## START DATASET RECORDS

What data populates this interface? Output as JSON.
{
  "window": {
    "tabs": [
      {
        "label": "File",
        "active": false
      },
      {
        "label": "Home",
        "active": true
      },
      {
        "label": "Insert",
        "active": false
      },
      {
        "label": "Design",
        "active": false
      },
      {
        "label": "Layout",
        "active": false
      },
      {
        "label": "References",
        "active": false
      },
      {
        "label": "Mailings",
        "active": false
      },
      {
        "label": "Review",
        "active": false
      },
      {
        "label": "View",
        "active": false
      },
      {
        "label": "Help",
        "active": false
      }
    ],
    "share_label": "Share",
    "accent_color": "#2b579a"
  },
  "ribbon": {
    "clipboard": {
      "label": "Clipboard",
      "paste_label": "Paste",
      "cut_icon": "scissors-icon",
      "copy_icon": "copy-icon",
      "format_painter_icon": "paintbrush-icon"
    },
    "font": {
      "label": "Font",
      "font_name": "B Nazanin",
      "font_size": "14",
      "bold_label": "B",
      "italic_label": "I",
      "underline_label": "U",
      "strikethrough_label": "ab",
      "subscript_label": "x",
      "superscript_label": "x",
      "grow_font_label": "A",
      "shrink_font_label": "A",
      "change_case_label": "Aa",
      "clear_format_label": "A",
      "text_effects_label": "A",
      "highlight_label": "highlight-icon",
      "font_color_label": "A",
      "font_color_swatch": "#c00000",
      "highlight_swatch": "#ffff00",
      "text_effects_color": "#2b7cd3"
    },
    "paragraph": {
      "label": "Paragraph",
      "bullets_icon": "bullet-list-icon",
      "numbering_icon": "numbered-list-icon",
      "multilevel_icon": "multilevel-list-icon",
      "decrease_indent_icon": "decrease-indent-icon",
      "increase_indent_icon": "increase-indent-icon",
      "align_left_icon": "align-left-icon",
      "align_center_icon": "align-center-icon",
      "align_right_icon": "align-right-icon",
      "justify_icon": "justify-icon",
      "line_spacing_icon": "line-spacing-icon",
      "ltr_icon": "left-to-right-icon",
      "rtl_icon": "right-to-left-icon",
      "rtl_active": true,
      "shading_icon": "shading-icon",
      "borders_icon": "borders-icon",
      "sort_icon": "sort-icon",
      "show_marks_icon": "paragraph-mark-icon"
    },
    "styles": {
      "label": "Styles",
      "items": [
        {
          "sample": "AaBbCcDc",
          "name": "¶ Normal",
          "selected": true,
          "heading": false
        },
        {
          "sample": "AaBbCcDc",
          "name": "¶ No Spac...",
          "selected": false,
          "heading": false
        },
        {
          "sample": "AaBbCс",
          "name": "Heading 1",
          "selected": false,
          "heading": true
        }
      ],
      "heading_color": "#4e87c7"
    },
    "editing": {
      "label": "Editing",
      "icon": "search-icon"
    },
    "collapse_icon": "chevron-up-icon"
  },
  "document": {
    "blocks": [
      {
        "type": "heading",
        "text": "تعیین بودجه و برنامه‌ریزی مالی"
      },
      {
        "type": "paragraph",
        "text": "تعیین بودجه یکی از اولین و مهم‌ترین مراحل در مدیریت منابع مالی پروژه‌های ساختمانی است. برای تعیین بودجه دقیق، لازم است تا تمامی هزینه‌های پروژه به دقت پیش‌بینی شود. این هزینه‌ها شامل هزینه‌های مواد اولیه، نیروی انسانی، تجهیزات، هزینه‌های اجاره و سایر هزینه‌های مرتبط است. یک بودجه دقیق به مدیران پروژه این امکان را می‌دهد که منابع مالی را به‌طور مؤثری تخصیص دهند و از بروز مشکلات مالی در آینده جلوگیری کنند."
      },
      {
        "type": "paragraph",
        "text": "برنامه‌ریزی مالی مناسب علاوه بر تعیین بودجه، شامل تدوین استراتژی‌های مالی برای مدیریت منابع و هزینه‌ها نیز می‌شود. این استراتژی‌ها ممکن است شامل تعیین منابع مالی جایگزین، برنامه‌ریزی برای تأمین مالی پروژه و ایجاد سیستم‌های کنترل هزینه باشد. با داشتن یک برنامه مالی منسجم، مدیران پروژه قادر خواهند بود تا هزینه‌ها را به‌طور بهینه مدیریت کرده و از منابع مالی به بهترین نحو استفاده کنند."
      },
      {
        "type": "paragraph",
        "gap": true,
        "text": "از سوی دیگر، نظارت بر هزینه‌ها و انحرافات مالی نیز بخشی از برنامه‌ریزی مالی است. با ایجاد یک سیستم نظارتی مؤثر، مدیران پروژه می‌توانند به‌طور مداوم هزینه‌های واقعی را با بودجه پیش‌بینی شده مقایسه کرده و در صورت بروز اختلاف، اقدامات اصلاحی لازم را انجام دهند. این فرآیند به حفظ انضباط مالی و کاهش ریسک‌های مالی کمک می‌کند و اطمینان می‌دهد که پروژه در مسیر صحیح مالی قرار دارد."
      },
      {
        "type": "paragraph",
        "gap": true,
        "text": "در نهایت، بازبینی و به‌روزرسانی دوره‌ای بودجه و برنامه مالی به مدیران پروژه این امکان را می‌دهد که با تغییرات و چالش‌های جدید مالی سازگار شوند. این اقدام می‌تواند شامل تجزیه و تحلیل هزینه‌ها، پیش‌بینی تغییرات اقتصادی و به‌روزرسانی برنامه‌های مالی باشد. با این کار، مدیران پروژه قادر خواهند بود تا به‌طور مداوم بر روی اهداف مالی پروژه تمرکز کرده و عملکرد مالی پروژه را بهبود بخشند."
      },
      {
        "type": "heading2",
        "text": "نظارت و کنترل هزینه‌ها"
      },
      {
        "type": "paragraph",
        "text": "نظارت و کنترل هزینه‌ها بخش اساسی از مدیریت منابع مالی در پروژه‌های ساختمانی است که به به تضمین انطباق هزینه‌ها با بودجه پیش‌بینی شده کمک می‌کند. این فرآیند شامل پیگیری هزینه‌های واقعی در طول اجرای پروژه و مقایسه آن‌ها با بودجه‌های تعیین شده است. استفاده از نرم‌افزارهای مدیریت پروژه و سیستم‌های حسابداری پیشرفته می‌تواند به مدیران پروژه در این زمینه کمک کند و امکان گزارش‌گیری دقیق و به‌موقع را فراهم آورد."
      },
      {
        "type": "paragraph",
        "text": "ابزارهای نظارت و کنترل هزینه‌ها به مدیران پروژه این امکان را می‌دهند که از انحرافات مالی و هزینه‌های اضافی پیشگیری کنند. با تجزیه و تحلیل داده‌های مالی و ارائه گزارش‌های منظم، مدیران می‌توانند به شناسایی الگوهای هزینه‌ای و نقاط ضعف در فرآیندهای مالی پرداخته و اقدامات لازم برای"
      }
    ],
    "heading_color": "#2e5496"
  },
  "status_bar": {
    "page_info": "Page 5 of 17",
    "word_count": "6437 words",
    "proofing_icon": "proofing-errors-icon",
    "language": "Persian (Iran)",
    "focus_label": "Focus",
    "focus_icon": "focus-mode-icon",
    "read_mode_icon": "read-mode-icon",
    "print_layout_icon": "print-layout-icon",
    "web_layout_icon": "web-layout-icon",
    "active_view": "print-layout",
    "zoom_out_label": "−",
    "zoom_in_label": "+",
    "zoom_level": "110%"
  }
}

## END DATASET RECORDS

## WHAT IS BEING ASKED
Go through the records and show every line with the string "print" in it.

## COMPLETED EXERCISE
    "print_layout_icon": "print-layout-icon",
    "active_view": "print-layout",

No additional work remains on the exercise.